# [Written instruction 1]
Please give back everything in the blog post from "I am angry that He" down to "phase is recovery.", switching "my children" to "my kids".

=== Provided text ===

Thursday, October 27, 2011


Maybe if I write about it, I can begin to let it go.

And that's one of the reasons I originally started this blog -- to write about things in a journal type format so that I can work through things, share things, remember things years from now...

It's a hard topic and one I've been struggling with since January 10 of this year -- the day my dad died.

I am a Christian. I do not doubt my salvation experience and I have fully accepted Jesus Christ as my Savior who has forgiven me of my sins.

I am far from perfect and struggle every day.

But I have never had this struggle before in my walk with God.

I am angry with God.

I am angry that He took my father from me, my mom and my children. We were not ready. Now, of course, I know we would have never been ready, but we still need him. I am angry that my children will not have a grandfather now -- that they will not get the years of love, advice and fun with him that the should have had.

Rationally I know that I should not be angry with God. I have read the stages of grief for people who have lost family members. The first phase is shock. The second phase is denial. The third phase is anger. The fourth phase is mourning and the final phase is recovery.

A quote I read states, "In addition, grief is not really a cycle. A cycle implies that you return to the
beginning which was a "normal" life as it was prior to the death. Of course this
is not true. Life will never be the same again."

I see that this anger has come between my relationship with God. Again, rationally, I know I need to move past this, but somehow I don't seem to be. I keep asking myself if it's just a crutch -- if I just need to "pony up" and get over it.

===

# [Written instruction 2]
Pick out every line of the entries below that contains the string "marker", treating uppercase and lowercase as different.

=== Material for the task ===

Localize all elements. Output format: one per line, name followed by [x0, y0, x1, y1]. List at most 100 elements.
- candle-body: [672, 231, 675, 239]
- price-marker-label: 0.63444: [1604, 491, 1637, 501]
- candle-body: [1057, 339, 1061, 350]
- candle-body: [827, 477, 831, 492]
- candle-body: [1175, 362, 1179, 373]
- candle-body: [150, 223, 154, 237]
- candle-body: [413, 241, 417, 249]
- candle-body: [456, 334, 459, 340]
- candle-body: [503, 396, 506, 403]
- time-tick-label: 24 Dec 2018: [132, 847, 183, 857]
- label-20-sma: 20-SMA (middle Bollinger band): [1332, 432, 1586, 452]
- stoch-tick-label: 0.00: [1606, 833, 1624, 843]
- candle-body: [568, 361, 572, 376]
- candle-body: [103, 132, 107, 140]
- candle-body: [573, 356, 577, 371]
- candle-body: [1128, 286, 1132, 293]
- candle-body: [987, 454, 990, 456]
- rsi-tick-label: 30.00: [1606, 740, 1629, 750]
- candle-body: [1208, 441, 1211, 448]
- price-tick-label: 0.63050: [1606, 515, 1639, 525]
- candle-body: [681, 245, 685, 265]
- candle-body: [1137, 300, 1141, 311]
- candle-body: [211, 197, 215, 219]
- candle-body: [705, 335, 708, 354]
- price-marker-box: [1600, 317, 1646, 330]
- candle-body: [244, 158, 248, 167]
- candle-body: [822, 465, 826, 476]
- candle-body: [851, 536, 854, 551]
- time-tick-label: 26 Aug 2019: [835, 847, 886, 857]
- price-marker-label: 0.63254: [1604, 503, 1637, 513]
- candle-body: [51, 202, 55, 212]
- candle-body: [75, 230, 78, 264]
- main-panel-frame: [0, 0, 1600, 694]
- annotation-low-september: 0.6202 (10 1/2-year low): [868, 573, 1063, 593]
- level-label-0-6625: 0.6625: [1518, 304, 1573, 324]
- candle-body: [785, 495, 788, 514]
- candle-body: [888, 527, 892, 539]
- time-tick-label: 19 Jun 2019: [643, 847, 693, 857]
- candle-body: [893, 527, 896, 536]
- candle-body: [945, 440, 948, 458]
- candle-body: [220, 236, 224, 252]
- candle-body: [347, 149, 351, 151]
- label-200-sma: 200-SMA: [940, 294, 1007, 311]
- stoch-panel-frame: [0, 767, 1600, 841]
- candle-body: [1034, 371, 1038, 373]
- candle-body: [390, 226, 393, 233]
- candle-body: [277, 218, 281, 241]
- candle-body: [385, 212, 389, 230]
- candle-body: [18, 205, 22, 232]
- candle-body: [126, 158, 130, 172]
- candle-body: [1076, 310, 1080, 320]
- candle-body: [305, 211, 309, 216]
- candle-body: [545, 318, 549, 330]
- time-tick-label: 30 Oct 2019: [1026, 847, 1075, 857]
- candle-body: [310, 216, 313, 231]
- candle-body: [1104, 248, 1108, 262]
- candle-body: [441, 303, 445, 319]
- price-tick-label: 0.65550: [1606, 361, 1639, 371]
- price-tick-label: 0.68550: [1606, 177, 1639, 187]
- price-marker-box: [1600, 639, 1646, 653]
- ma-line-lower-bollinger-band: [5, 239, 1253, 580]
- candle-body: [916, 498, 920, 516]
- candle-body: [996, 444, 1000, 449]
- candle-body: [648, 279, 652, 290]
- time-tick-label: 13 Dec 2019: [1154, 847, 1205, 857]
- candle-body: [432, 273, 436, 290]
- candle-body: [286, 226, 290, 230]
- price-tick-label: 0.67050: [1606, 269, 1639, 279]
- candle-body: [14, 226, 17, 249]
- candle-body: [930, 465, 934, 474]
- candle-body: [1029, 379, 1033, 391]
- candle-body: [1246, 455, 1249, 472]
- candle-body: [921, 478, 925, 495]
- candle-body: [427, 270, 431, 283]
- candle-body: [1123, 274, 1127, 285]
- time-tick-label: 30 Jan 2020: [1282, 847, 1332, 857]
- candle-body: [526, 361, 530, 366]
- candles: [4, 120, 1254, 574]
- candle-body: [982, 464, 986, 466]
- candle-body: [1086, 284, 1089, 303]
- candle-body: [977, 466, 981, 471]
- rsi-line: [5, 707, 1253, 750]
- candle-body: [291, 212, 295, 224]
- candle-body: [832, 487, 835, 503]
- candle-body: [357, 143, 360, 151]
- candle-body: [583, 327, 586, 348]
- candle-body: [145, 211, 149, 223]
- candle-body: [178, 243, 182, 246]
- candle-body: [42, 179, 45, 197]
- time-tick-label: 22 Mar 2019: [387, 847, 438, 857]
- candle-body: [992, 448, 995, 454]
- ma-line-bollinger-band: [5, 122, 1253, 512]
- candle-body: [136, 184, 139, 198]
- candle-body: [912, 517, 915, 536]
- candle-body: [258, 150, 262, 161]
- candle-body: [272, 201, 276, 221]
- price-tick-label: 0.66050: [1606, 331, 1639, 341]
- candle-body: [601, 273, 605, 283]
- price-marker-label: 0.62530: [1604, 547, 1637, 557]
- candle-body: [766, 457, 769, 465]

===

# [Reply 1]
I am angry that He took my father from me, my mom and my kids. We were not ready. Now, of course, I know we would have never been ready, but we still need him. I am angry that my kids will not have a grandfather now -- that they will not get the years of love, advice and fun with him that the should have had.

Rationally I know that I should not be angry with God. I have read the stages of grief for people who have lost family members. The first phase is shock. The second phase is denial. The third phase is anger. The fourth phase is mourning and the final phase is recovery.

# [Reply 2]
- price-marker-label: 0.63444: [1604, 491, 1637, 501]
- price-marker-box: [1600, 317, 1646, 330]
- price-marker-label: 0.63254: [1604, 503, 1637, 513]
- price-marker-box: [1600, 639, 1646, 653]
- price-marker-label: 0.62530: [1604, 547, 1637, 557]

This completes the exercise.